_Supplied information:_

#####

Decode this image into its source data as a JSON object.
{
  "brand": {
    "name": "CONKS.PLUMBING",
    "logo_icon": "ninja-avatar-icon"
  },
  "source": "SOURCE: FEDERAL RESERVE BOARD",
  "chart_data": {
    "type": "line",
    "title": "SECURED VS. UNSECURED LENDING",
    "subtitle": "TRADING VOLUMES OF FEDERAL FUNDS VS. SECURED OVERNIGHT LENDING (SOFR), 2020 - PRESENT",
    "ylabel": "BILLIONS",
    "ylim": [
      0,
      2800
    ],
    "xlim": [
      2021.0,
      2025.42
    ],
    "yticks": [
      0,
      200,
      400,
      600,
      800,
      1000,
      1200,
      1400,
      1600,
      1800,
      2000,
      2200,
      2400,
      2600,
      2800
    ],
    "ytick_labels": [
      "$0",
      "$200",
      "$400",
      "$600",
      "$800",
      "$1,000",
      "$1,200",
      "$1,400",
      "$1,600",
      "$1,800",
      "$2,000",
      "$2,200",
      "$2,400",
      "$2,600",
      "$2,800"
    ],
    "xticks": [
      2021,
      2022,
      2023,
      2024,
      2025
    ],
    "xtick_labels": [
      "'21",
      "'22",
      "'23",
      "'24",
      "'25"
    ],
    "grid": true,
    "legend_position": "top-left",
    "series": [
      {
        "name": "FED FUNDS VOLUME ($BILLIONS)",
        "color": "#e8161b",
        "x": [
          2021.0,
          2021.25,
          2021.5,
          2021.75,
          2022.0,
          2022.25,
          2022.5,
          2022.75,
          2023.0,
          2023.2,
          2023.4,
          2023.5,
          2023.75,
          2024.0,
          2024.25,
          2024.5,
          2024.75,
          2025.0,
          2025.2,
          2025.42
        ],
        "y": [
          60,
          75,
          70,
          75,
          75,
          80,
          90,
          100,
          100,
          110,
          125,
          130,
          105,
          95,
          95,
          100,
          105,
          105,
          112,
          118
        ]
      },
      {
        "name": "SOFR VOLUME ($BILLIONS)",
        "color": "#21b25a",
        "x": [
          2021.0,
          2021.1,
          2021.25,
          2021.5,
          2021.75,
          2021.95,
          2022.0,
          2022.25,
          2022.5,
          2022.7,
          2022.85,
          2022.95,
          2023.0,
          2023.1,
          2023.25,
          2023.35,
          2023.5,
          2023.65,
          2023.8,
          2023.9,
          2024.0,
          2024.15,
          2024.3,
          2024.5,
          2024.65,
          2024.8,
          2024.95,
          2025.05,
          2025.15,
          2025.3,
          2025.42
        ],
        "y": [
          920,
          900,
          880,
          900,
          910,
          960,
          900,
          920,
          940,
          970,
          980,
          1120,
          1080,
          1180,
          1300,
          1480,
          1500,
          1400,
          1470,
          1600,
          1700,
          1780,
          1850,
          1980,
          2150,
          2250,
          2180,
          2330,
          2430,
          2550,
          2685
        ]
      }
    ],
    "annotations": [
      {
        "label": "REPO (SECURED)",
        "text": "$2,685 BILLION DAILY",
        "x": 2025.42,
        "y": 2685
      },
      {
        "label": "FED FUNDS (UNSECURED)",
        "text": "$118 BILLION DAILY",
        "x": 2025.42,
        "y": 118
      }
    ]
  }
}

#####

_Task requirements:_
All entries must be repeated verbatim.

_Right answer:_
Decode this image into its source data as a JSON object.
{
  "brand": {
    "name": "CONKS.PLUMBING",
    "logo_icon": "ninja-avatar-icon"
  },
  "source": "SOURCE: FEDERAL RESERVE BOARD",
  "chart_data": {
    "type": "line",
    "title": "SECURED VS. UNSECURED LENDING",
    "subtitle": "TRADING VOLUMES OF FEDERAL FUNDS VS. SECURED OVERNIGHT LENDING (SOFR), 2020 - PRESENT",
    "ylabel": "BILLIONS",
    "ylim": [
      0,
      2800
    ],
    "xlim": [
      2021.0,
      2025.42
    ],
    "yticks": [
      0,
      200,
      400,
      600,
      800,
      1000,
      1200,
      1400,
      1600,
      1800,
      2000,
      2200,
      2400,
      2600,
      2800
    ],
    "ytick_labels": [
      "$0",
      "$200",
      "$400",
      "$600",
      "$800",
      "$1,000",
      "$1,200",
      "$1,400",
      "$1,600",
      "$1,800",
      "$2,000",
      "$2,200",
      "$2,400",
      "$2,600",
      "$2,800"
    ],
    "xticks": [
      2021,
      2022,
      2023,
      2024,
      2025
    ],
    "xtick_labels": [
      "'21",
      "'22",
      "'23",
      "'24",
      "'25"
    ],
    "grid": true,
    "legend_position": "top-left",
    "series": [
      {
        "name": "FED FUNDS VOLUME ($BILLIONS)",
        "color": "#e8161b",
        "x": [
          2021.0,
          2021.25,
          2021.5,
          2021.75,
          2022.0,
          2022.25,
          2022.5,
          2022.75,
          2023.0,
          2023.2,
          2023.4,
          2023.5,
          2023.75,
          2024.0,
          2024.25,
          2024.5,
          2024.75,
          2025.0,
          2025.2,
          2025.42
        ],
        "y": [
          60,
          75,
          70,
          75,
          75,
          80,
          90,
          100,
          100,
          110,
          125,
          130,
          105,
          95,
          95,
          100,
          105,
          105,
          112,
          118
        ]
      },
      {
        "name": "SOFR VOLUME ($BILLIONS)",
        "color": "#21b25a",
        "x": [
          2021.0,
          2021.1,
          2021.25,
          2021.5,
          2021.75,
          2021.95,
          2022.0,
          2022.25,
          2022.5,
          2022.7,
          2022.85,
          2022.95,
          2023.0,
          2023.1,
          2023.25,
          2023.35,
          2023.5,
          2023.65,
          2023.8,
          2023.9,
          2024.0,
          2024.15,
          2024.3,
          2024.5,
          2024.65,
          2024.8,
          2024.95,
          2025.05,
          2025.15,
          2025.3,
          2025.42
        ],
        "y": [
          920,
          900,
          880,
          900,
          910,
          960,
          900,
          920,
          940,
          970,
          980,
          1120,
          1080,
          1180,
          1300,
          1480,
          1500,
          1400,
          1470,
          1600,
          1700,
          1780,
          1850,
          1980,
          2150,
          2250,
          2180,
          2330,
          2430,
          2550,
          2685
        ]
      }
    ],
    "annotations": [
      {
        "label": "REPO (SECURED)",
        "text": "$2,685 BILLION DAILY",
        "x": 2025.42,
        "y": 2685
      },
      {
        "label": "FED FUNDS (UNSECURED)",
        "text": "$118 BILLION DAILY",
        "x": 2025.42,
        "y": 118
      }
    ]
  }
}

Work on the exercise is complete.